_Exercise goal:_ Without the pictures, output the records below word for word.

Records from a data source:
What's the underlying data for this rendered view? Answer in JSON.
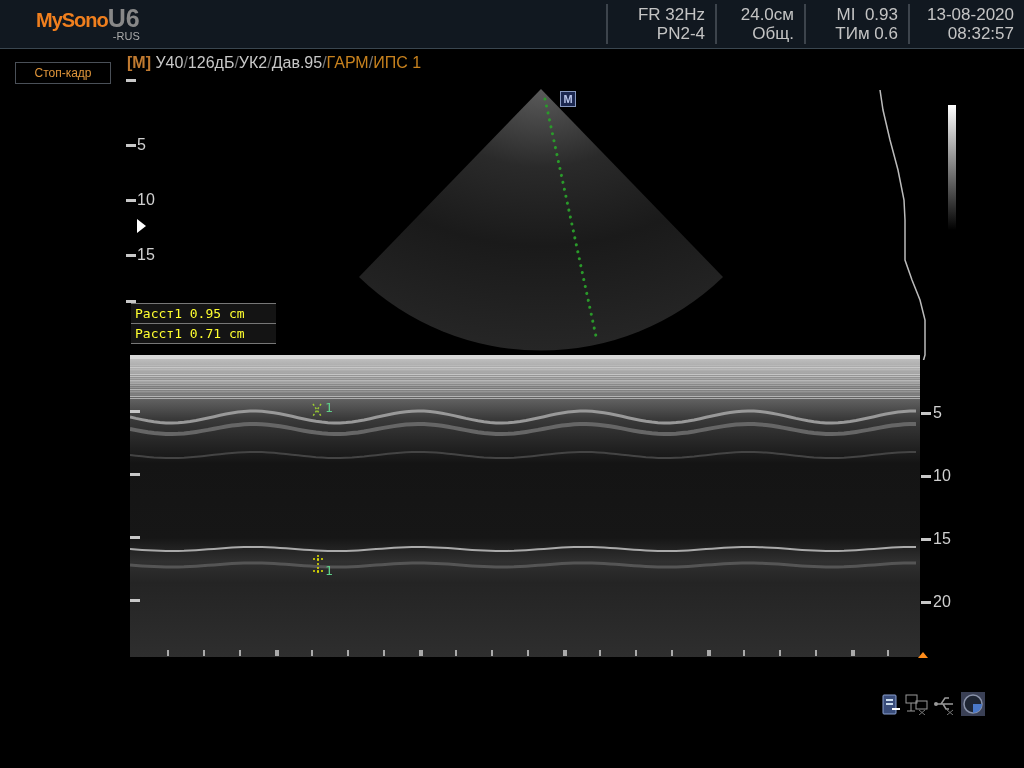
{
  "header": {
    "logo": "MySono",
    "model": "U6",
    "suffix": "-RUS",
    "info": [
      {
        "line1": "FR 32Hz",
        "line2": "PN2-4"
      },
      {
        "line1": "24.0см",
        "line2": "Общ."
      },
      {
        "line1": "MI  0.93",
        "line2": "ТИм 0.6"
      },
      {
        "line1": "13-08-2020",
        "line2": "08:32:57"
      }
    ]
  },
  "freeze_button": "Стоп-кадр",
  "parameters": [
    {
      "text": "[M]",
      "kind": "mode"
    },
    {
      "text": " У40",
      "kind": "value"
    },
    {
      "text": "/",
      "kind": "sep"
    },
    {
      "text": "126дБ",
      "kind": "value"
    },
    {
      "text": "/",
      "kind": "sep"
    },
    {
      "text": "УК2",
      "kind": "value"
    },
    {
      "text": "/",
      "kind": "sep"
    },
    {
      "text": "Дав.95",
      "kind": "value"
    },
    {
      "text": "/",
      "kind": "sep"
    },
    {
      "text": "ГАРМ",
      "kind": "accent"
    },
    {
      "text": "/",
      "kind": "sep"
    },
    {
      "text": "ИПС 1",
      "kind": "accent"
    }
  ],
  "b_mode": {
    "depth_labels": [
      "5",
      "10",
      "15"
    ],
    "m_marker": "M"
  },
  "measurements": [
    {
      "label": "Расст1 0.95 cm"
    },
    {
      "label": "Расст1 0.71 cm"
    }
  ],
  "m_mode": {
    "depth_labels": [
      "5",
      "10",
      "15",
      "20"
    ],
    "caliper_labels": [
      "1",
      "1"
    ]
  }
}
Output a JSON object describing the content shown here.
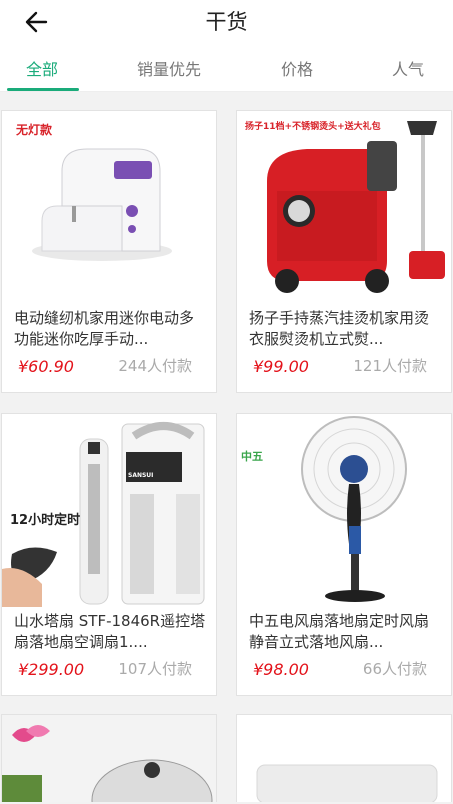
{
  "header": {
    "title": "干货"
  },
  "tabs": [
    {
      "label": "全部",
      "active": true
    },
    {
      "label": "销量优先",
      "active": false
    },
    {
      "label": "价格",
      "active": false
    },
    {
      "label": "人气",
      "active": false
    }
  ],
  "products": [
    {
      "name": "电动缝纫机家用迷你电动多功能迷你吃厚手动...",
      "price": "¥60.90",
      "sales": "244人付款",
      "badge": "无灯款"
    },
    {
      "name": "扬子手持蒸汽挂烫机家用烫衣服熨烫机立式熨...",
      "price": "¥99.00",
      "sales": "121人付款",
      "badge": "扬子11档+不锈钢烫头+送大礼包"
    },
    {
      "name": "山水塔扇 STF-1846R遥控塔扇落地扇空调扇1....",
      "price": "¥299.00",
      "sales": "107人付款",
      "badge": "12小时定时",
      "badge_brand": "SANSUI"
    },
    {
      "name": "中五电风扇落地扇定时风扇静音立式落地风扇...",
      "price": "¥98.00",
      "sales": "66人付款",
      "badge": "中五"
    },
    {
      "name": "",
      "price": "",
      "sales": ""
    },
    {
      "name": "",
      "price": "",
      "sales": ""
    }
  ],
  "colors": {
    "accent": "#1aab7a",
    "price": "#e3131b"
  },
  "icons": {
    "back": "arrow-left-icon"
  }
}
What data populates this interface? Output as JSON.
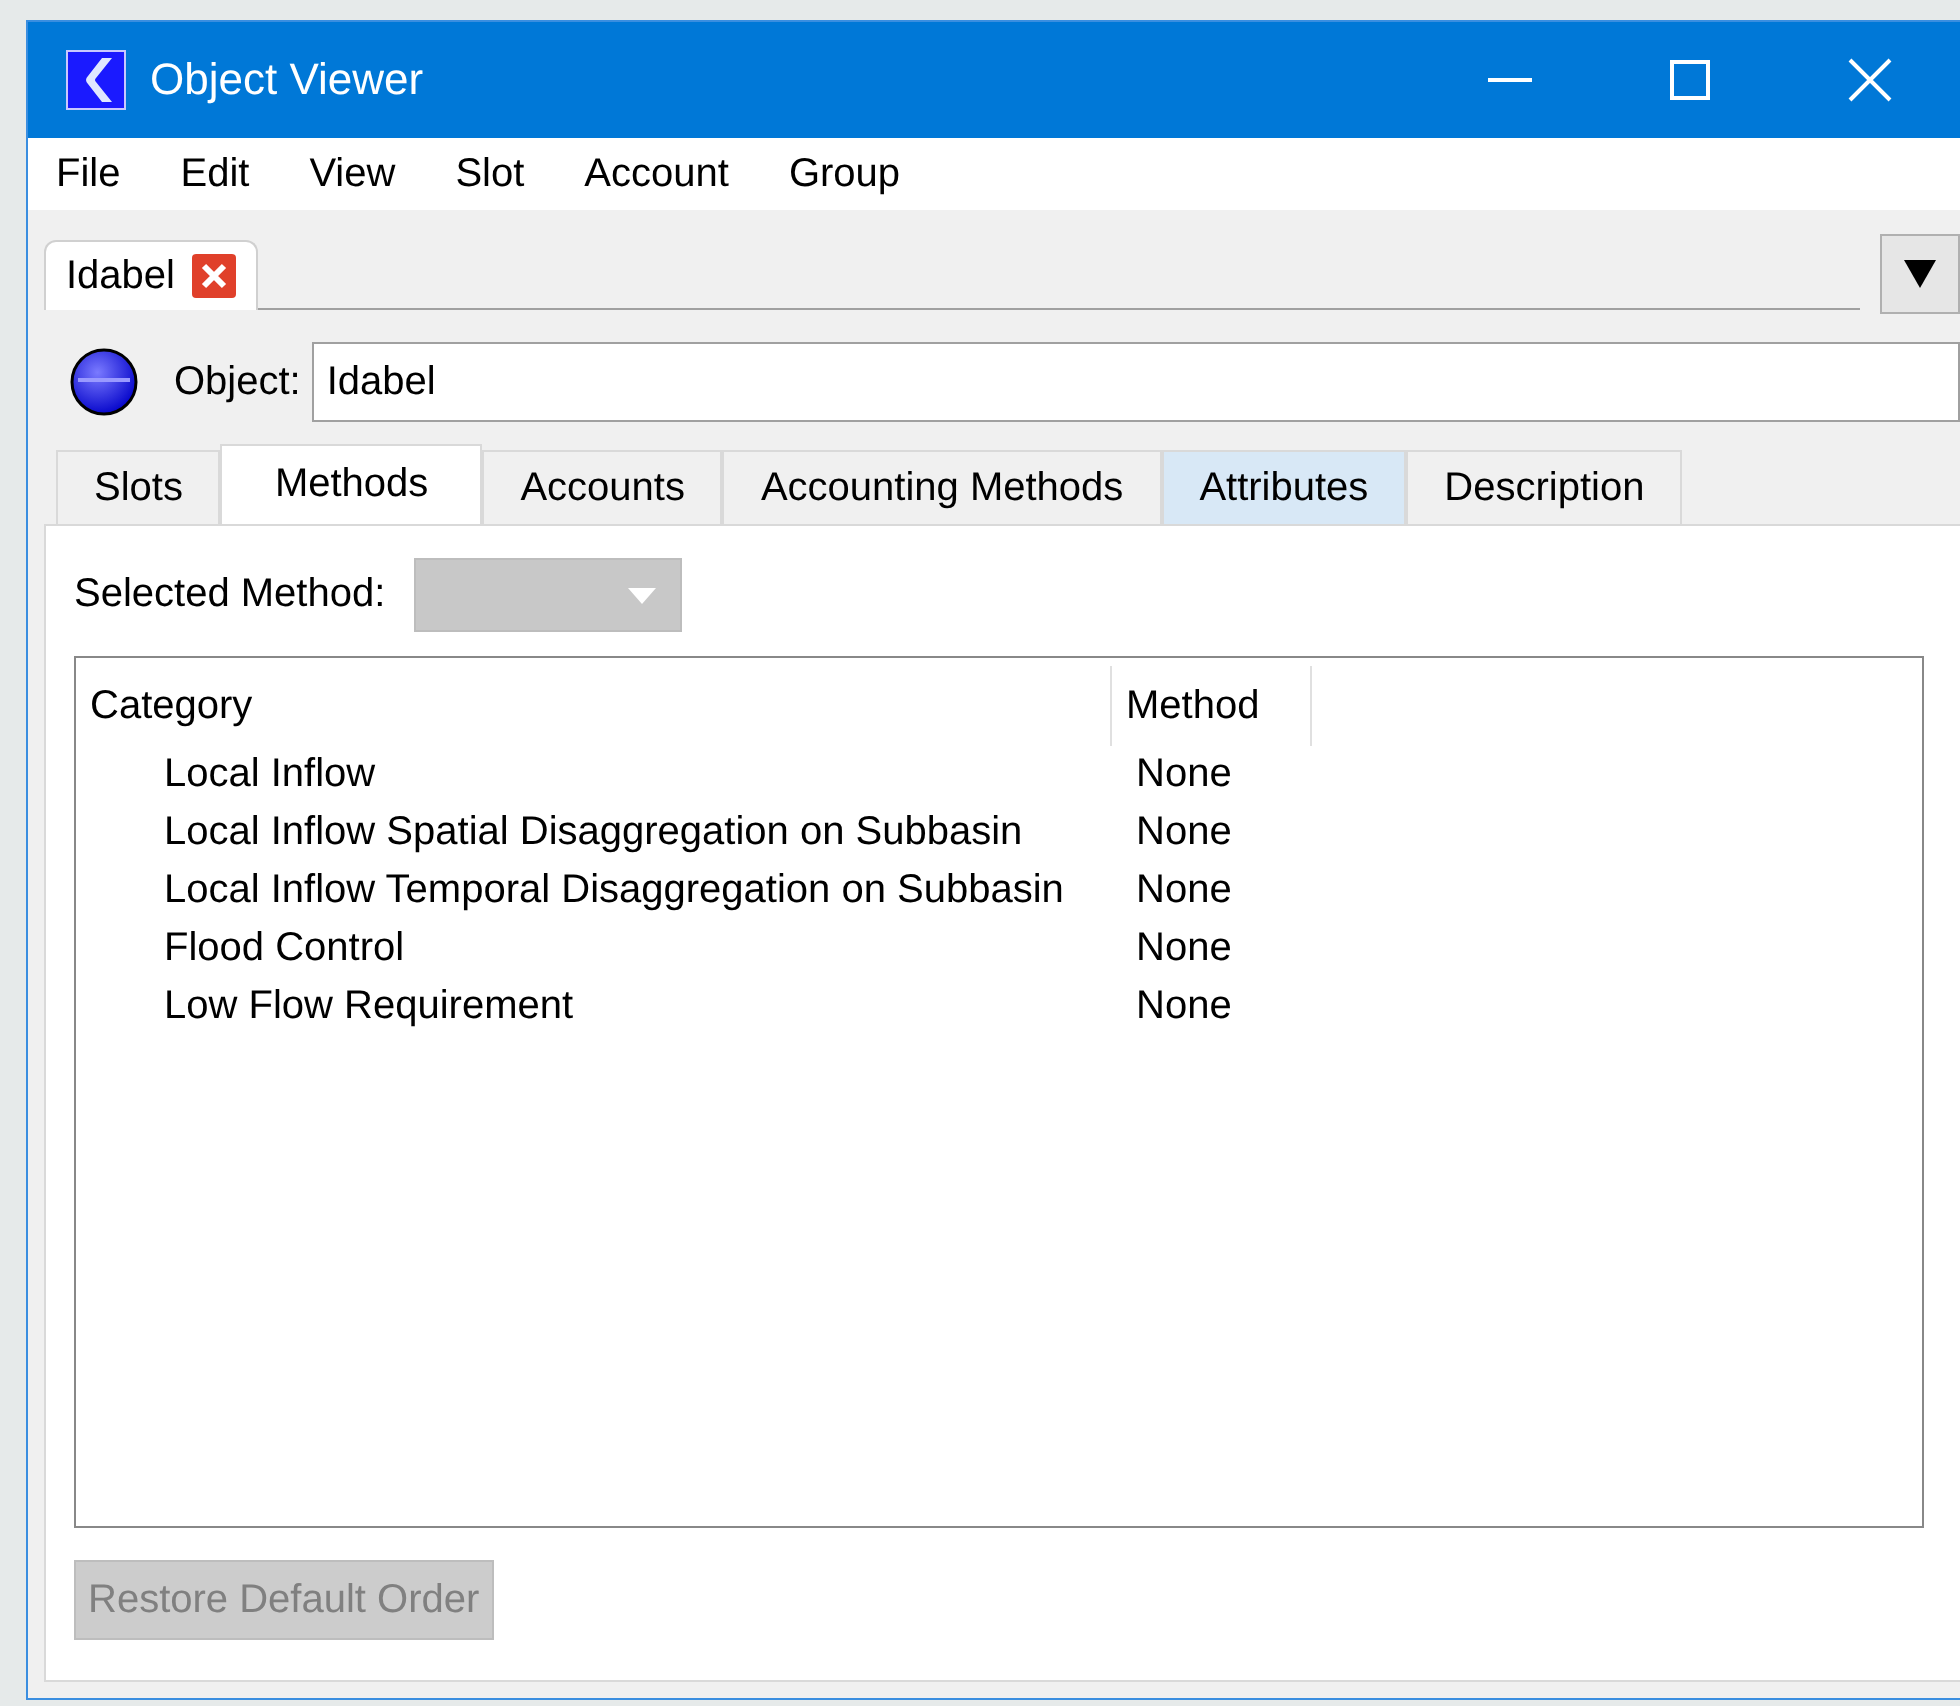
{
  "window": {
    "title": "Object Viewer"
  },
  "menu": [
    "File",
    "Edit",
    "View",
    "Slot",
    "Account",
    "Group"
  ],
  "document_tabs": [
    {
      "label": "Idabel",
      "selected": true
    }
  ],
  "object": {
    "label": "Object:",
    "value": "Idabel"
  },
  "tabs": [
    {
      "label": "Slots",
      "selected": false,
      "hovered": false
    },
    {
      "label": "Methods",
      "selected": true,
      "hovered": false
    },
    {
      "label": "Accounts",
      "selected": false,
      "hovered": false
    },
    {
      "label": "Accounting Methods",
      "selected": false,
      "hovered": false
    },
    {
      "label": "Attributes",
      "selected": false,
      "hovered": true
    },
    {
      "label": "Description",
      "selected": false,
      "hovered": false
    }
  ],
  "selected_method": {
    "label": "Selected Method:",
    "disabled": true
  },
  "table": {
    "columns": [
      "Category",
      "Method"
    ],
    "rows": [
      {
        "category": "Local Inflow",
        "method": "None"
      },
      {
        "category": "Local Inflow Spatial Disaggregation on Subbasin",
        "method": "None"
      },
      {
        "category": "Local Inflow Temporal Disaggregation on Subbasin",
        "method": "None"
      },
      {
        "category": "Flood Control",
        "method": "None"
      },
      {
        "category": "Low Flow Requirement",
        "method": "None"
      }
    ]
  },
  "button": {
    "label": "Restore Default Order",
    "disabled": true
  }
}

_Solution below:_
What's the underlying data for this rendered view? Answer in JSON.
{
  "header": {
    "logo": "MySono",
    "model": "U6",
    "suffix": "-RUS",
    "info": [
      {
        "line1": "FR 32Hz",
        "line2": "PN2-4"
      },
      {
        "line1": "24.0см",
        "line2": "Общ."
      },
      {
        "line1": "MI  0.93",
        "line2": "ТИм 0.6"
      },
      {
        "line1": "13-08-2020",
        "line2": "08:32:57"
      }
    ]
  },
  "freeze_button": "Стоп-кадр",
  "parameters": [
    {
      "text": "[M]",
      "kind": "mode"
    },
    {
      "text": " У40",
      "kind": "value"
    },
    {
      "text": "/",
      "kind": "sep"
    },
    {
      "text": "126дБ",
      "kind": "value"
    },
    {
      "text": "/",
      "kind": "sep"
    },
    {
      "text": "УК2",
      "kind": "value"
    },
    {
      "text": "/",
      "kind": "sep"
    },
    {
      "text": "Дав.95",
      "kind": "value"
    },
    {
      "text": "/",
      "kind": "sep"
    },
    {
      "text": "ГАРМ",
      "kind": "accent"
    },
    {
      "text": "/",
      "kind": "sep"
    },
    {
      "text": "ИПС 1",
      "kind": "accent"
    }
  ],
  "b_mode": {
    "depth_labels": [
      "5",
      "10",
      "15"
    ],
    "m_marker": "M"
  },
  "measurements": [
    {
      "label": "Расст1 0.95 cm"
    },
    {
      "label": "Расст1 0.71 cm"
    }
  ],
  "m_mode": {
    "depth_labels": [
      "5",
      "10",
      "15",
      "20"
    ],
    "caliper_labels": [
      "1",
      "1"
    ]
  }
}
Output a JSON object describing the content shown here.
{
  "header": {
    "title": "干货"
  },
  "tabs": [
    {
      "label": "全部",
      "active": true
    },
    {
      "label": "销量优先",
      "active": false
    },
    {
      "label": "价格",
      "active": false
    },
    {
      "label": "人气",
      "active": false
    }
  ],
  "products": [
    {
      "name": "电动缝纫机家用迷你电动多功能迷你吃厚手动...",
      "price": "¥60.90",
      "sales": "244人付款",
      "badge": "无灯款"
    },
    {
      "name": "扬子手持蒸汽挂烫机家用烫衣服熨烫机立式熨...",
      "price": "¥99.00",
      "sales": "121人付款",
      "badge": "扬子11档+不锈钢烫头+送大礼包"
    },
    {
      "name": "山水塔扇 STF-1846R遥控塔扇落地扇空调扇1....",
      "price": "¥299.00",
      "sales": "107人付款",
      "badge": "12小时定时",
      "badge_brand": "SANSUI"
    },
    {
      "name": "中五电风扇落地扇定时风扇静音立式落地风扇...",
      "price": "¥98.00",
      "sales": "66人付款",
      "badge": "中五"
    },
    {
      "name": "",
      "price": "",
      "sales": ""
    },
    {
      "name": "",
      "price": "",
      "sales": ""
    }
  ],
  "colors": {
    "accent": "#1aab7a",
    "price": "#e3131b"
  },
  "icons": {
    "back": "arrow-left-icon"
  }
}
What data populates this interface? Output as JSON.
{
  "window": {
    "title": "Object Viewer"
  },
  "menu": [
    "File",
    "Edit",
    "View",
    "Slot",
    "Account",
    "Group"
  ],
  "document_tabs": [
    {
      "label": "Idabel",
      "selected": true
    }
  ],
  "object": {
    "label": "Object:",
    "value": "Idabel"
  },
  "tabs": [
    {
      "label": "Slots",
      "selected": false,
      "hovered": false
    },
    {
      "label": "Methods",
      "selected": true,
      "hovered": false
    },
    {
      "label": "Accounts",
      "selected": false,
      "hovered": false
    },
    {
      "label": "Accounting Methods",
      "selected": false,
      "hovered": false
    },
    {
      "label": "Attributes",
      "selected": false,
      "hovered": true
    },
    {
      "label": "Description",
      "selected": false,
      "hovered": false
    }
  ],
  "selected_method": {
    "label": "Selected Method:",
    "disabled": true
  },
  "table": {
    "columns": [
      "Category",
      "Method"
    ],
    "rows": [
      {
        "category": "Local Inflow",
        "method": "None"
      },
      {
        "category": "Local Inflow Spatial Disaggregation on Subbasin",
        "method": "None"
      },
      {
        "category": "Local Inflow Temporal Disaggregation on Subbasin",
        "method": "None"
      },
      {
        "category": "Flood Control",
        "method": "None"
      },
      {
        "category": "Low Flow Requirement",
        "method": "None"
      }
    ]
  },
  "button": {
    "label": "Restore Default Order",
    "disabled": true
  }
}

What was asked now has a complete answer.